Document text:
********

SUM with Calculations:

-- Total compensation (salary + bonus)
SELECT 
  department,
  SUM(salary + COALESCE(bonus, 0)) AS total_compensation
FROM emp
GROUP BY department;

-- Total order value with tax
SELECT 
  SUM(subtotal + tax + shipping) AS total_order_value
FROM orders;

-- Weighted average preparation
SELECT 
  SUM(score * weight) AS weighted_sum,
  SUM(weight) AS total_weight
FROM test_scores;

SUM with CASE:

-- Conditional sum
SELECT 
  SUM(CASE WHEN status = 'completed' THEN amount ELSE 0 END) AS completed_revenue,
  SUM(CASE WHEN status = 'pending' THEN amount ELSE 0 END) AS pending_revenue
FROM orders;

-- Sum by category
SELECT 
  department,
  SUM(CASE WHEN gender = 'M' THEN salary ELSE 0 END) AS male_total,
  SUM(CASE WHEN gender = 'F' THEN salary ELSE 0 END) AS female_total
FROM emp
GROUP BY department;

Practical Examples:

1. Financial summary:

SELECT 
  DATE_TRUNC('quarter', order_date) AS quarter,
  SUM(total_amount) AS revenue,
  SUM(cost) AS expenses,
  SUM(total_amount - cost) AS profit
FROM orders
GROUP BY DATE_TRUNC('quarter', order_date)
ORDER BY quarter;

2. Inventory value:

SELECT 
  category,
  SUM(quantity * unit_price) AS inventory_value
FROM inventory
GROUP BY category
ORDER BY inventory_value DESC;

3. Running total (with window function):

SELECT 
  order_date,
  amount,
  SUM(amount) OVER (ORDER BY order_date) AS running_total
FROM orders
ORDER BY order_date;

Function: AVG

Description:
Average of values.

Syntax:

AVG(expr)
AVG(DISTINCT expr)
AVG(expr) OVER (PARTITION BY partition_expr, ...) --(since v0.14.0)

Inputs:

expr - Numeric expression
DISTINCT expr - Average of distinct values only

Output:

DOUBLE - Average value

NULL Handling:

NULL values are ignored
If all values are NULL, returns NULL
Empty set returns NULL

Examples:

Basic AVG:

-- Average salary
SELECT AVG(salary) AS avg_salary FROM emp;

-- Average with WHERE
SELECT AVG(salary) AS avg_it_salary 
FROM emp 
WHERE department = 'IT';

-- Average order value
SELECT AVG(total_amount) AS avg_order_value FROM orders;

AVG with GROUP BY:

-- Average salary per department
SELECT 
  department,
  AVG(salary) AS avg_salary
FROM emp
GROUP BY department;

-- Average rating per product
SELECT 
  product_id,
  AVG(rating) AS avg_rating,
  COUNT(*) AS review_count
FROM reviews
GROUP BY product_id;

-- Average daily sales
SELECT 
  DATE_TRUNC('day', order_date) AS day,
  AVG(total_amount) AS avg_daily_order
FROM orders
GROUP BY DATE_TRUNC('day', order_date)

********

Extracted records:
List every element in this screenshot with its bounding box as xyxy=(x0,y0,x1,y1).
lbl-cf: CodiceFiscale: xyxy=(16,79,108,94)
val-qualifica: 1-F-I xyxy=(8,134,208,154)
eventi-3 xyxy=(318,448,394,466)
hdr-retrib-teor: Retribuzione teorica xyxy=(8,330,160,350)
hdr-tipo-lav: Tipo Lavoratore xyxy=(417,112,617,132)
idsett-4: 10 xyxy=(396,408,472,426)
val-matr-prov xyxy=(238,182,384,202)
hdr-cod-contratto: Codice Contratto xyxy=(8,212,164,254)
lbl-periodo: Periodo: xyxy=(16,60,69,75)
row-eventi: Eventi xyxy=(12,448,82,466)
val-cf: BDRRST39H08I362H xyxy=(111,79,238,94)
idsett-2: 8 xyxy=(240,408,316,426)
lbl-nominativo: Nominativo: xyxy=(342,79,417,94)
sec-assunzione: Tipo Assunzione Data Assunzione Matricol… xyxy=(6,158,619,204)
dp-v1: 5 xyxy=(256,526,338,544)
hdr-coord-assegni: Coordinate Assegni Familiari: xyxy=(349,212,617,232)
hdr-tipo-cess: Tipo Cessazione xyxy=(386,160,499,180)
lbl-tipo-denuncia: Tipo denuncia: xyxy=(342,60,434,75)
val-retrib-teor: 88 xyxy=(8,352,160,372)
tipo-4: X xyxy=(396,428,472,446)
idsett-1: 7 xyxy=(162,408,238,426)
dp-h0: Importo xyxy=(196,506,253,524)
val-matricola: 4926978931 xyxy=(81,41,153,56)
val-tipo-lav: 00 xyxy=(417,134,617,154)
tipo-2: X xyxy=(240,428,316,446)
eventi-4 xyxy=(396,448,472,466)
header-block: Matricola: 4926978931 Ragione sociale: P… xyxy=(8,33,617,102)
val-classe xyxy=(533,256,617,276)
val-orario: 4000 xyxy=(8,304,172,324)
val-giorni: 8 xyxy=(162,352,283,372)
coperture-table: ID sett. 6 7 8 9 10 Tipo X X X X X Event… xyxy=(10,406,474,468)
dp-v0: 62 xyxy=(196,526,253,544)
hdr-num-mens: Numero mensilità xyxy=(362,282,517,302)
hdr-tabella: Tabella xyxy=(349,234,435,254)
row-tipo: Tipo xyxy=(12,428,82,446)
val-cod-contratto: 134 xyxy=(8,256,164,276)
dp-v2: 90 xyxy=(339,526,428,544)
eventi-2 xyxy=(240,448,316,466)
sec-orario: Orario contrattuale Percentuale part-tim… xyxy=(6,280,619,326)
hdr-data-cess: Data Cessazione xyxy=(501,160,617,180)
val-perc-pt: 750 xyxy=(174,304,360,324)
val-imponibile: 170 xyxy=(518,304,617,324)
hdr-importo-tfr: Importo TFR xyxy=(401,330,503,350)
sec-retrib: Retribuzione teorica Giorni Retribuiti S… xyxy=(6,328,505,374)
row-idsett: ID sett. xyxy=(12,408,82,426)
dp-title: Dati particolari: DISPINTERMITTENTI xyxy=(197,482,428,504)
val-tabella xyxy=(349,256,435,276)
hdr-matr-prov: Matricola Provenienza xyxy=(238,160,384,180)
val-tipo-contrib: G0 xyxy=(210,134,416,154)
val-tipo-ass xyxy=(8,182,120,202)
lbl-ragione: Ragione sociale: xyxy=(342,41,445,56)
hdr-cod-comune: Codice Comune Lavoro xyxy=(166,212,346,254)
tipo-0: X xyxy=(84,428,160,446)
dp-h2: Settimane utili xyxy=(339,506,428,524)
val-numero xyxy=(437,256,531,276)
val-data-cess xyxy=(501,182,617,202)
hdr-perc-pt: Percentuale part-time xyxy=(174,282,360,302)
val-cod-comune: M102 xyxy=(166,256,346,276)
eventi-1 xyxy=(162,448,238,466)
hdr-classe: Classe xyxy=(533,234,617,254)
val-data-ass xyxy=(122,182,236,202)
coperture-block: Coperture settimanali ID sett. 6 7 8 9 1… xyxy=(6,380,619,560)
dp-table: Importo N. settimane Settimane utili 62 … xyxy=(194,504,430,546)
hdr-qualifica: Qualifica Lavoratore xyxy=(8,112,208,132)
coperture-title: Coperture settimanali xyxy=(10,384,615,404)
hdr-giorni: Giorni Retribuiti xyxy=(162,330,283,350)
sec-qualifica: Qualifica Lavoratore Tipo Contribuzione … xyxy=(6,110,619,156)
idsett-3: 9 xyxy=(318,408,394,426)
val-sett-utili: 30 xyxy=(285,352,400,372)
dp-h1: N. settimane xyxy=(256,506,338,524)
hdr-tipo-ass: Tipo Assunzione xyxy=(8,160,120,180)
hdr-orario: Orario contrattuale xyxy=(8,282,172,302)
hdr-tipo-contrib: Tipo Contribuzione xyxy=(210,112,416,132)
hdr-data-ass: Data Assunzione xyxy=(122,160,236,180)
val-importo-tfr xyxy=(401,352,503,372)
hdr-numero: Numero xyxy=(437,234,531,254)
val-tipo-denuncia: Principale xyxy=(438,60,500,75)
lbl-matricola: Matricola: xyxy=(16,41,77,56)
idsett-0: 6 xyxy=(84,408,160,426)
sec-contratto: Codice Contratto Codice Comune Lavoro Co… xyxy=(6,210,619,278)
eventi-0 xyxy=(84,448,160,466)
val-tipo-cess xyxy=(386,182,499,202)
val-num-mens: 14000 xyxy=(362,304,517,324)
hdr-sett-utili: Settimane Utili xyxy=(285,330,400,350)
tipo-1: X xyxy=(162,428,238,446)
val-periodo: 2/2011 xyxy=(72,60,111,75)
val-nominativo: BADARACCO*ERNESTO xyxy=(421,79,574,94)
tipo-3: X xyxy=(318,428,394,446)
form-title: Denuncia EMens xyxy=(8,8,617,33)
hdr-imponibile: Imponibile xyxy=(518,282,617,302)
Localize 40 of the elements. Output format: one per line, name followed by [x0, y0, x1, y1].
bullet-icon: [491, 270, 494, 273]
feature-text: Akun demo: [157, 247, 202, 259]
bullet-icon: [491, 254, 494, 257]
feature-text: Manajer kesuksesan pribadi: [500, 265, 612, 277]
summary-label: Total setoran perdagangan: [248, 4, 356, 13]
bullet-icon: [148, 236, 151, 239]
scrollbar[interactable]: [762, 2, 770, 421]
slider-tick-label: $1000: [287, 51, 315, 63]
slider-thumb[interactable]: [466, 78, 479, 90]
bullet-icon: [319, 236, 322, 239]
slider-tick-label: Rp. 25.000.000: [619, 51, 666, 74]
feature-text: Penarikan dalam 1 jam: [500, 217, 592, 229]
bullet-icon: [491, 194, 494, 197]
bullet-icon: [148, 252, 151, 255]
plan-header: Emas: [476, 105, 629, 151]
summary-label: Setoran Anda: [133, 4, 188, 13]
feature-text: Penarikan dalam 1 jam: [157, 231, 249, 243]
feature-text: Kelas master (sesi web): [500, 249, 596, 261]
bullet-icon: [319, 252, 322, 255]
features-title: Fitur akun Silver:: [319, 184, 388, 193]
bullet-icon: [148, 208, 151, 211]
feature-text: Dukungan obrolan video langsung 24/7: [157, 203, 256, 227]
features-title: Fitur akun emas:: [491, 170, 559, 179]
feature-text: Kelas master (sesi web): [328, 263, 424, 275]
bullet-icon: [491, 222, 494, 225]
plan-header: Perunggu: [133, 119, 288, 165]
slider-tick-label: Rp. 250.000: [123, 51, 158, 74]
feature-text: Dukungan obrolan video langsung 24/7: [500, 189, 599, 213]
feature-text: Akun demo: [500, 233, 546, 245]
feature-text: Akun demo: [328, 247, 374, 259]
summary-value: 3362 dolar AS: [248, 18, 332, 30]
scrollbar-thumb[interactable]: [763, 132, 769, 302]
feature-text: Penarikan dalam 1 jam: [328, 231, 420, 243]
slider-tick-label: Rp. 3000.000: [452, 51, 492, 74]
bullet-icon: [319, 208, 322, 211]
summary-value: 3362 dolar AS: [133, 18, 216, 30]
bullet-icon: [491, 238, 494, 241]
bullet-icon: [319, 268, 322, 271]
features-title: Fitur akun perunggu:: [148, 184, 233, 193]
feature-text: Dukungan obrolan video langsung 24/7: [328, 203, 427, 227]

********

Directives:
a) Reproduce the passage from the SQL aggregate function reference, starting with "-- Average daily" and going on through "BY DATE_TRUNC('day', order_date)".
b) Carry on the SQL aggregate function reference from the point where it stops.

Answer list:
a)
-- Average daily sales
SELECT 
  DATE_TRUNC('day', order_date) AS day,
  AVG(total_amount) AS avg_daily_order
FROM orders
GROUP BY DATE_TRUNC('day', order_date)

b)
ORDER BY day;

AVG DISTINCT:

-- Average of distinct salaries
SELECT AVG(DISTINCT salary) AS avg_distinct_salary FROM emp;

-- Average of unique prices
SELECT 
  category,
  AVG(DISTINCT price) AS avg_unique_price
FROM products
GROUP BY category;

AVG with Rounding:

-- Round average to 2 decimals
SELECT 
  department,
  ROUND(AVG(salary), 2) AS avg_salary
FROM emp
GROUP BY department;

-- Format as currency
SELECT 
  CONCAT('$', ROUND(AVG(salary), 2)) AS avg_salary_formatted
FROM emp;

AVG vs Manual Calculation:

-- Using AVG function
SELECT AVG(salary) AS avg_salary FROM emp;

-- Manual calculation (equivalent)
SELECT SUM(salary) / COUNT(salary) AS avg_salary FROM emp;

-- Difference with NULL handling
SELECT 
  AVG(bonus) AS avg_with_function,
  SUM(bonus) / COUNT(*) AS avg_manual_all,
  SUM(bonus) / COUNT(bonus) AS avg_manual_non_null
FROM emp;

Practical Examples:

1. Performance metrics:

SELECT 
  employee_id,
  AVG(sales_amount) AS avg_sale,
  AVG(customer_rating) AS avg_rating,
  COUNT(*) AS total_sales
FROM sales
WHERE sale_date >= DATE_SUB(CURRENT_DATE, INTERVAL 1 MONTH)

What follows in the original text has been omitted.